#### [WORK REQUIRED]
Omit the pictures, then write out every entry exactly as it reads.

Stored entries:
********

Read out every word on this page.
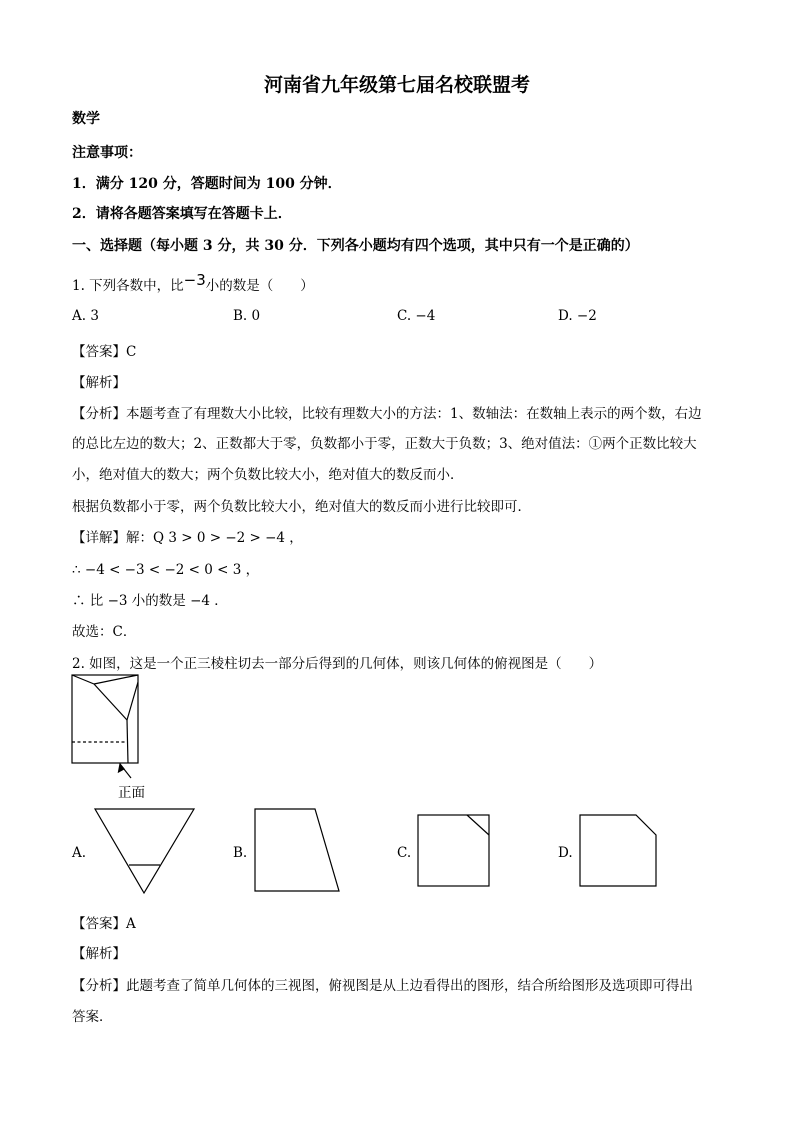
河南省九年级第七届名校联盟考
数学
注意事项：
1．满分 120 分，答题时间为 100 分钟．
2．请将各题答案填写在答题卡上．
一、选择题（每小题 3 分，共 30 分．下列各小题均有四个选项，其中只有一个是正确的）
1. 下列各数中，比−3小的数是（　　）
A. 3	B. 0	C. −4	D. −2
【答案】C
【解析】
【分析】本题考查了有理数大小比较，比较有理数大小的方法：1、数轴法：在数轴上表示的两个数，右边
的总比左边的数大；2、正数都大于零，负数都小于零，正数大于负数；3、绝对值法：①两个正数比较大
小，绝对值大的数大；两个负数比较大小，绝对值大的数反而小．
根据负数都小于零，两个负数比较大小，绝对值大的数反而小进行比较即可．
【详解】解：Q 3 > 0 > −2 > −4 ，
∴ −4 < −3 < −2 < 0 < 3 ，
∴ 比 −3 小的数是 −4 ．
故选：C．
2. 如图，这是一个正三棱柱切去一部分后得到的几何体，则该几何体的俯视图是（　　）
正面
A.	B.	C.	D.
【答案】A
【解析】
【分析】此题考查了简单几何体的三视图，俯视图是从上边看得出的图形，结合所给图形及选项即可得出
答案．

********

#### [FULL OUTPUT]
Read out every word on this page.
河南省九年级第七届名校联盟考
数学
注意事项：
1．满分 120 分，答题时间为 100 分钟．
2．请将各题答案填写在答题卡上．
一、选择题（每小题 3 分，共 30 分．下列各小题均有四个选项，其中只有一个是正确的）
1. 下列各数中，比−3小的数是（　　）
A. 3	B. 0	C. −4	D. −2
【答案】C
【解析】
【分析】本题考查了有理数大小比较，比较有理数大小的方法：1、数轴法：在数轴上表示的两个数，右边
的总比左边的数大；2、正数都大于零，负数都小于零，正数大于负数；3、绝对值法：①两个正数比较大
小，绝对值大的数大；两个负数比较大小，绝对值大的数反而小．
根据负数都小于零，两个负数比较大小，绝对值大的数反而小进行比较即可．
【详解】解：Q 3 > 0 > −2 > −4 ，
∴ −4 < −3 < −2 < 0 < 3 ，
∴ 比 −3 小的数是 −4 ．
故选：C．
2. 如图，这是一个正三棱柱切去一部分后得到的几何体，则该几何体的俯视图是（　　）
正面
A.	B.	C.	D.
【答案】A
【解析】
【分析】此题考查了简单几何体的三视图，俯视图是从上边看得出的图形，结合所给图形及选项即可得出
答案．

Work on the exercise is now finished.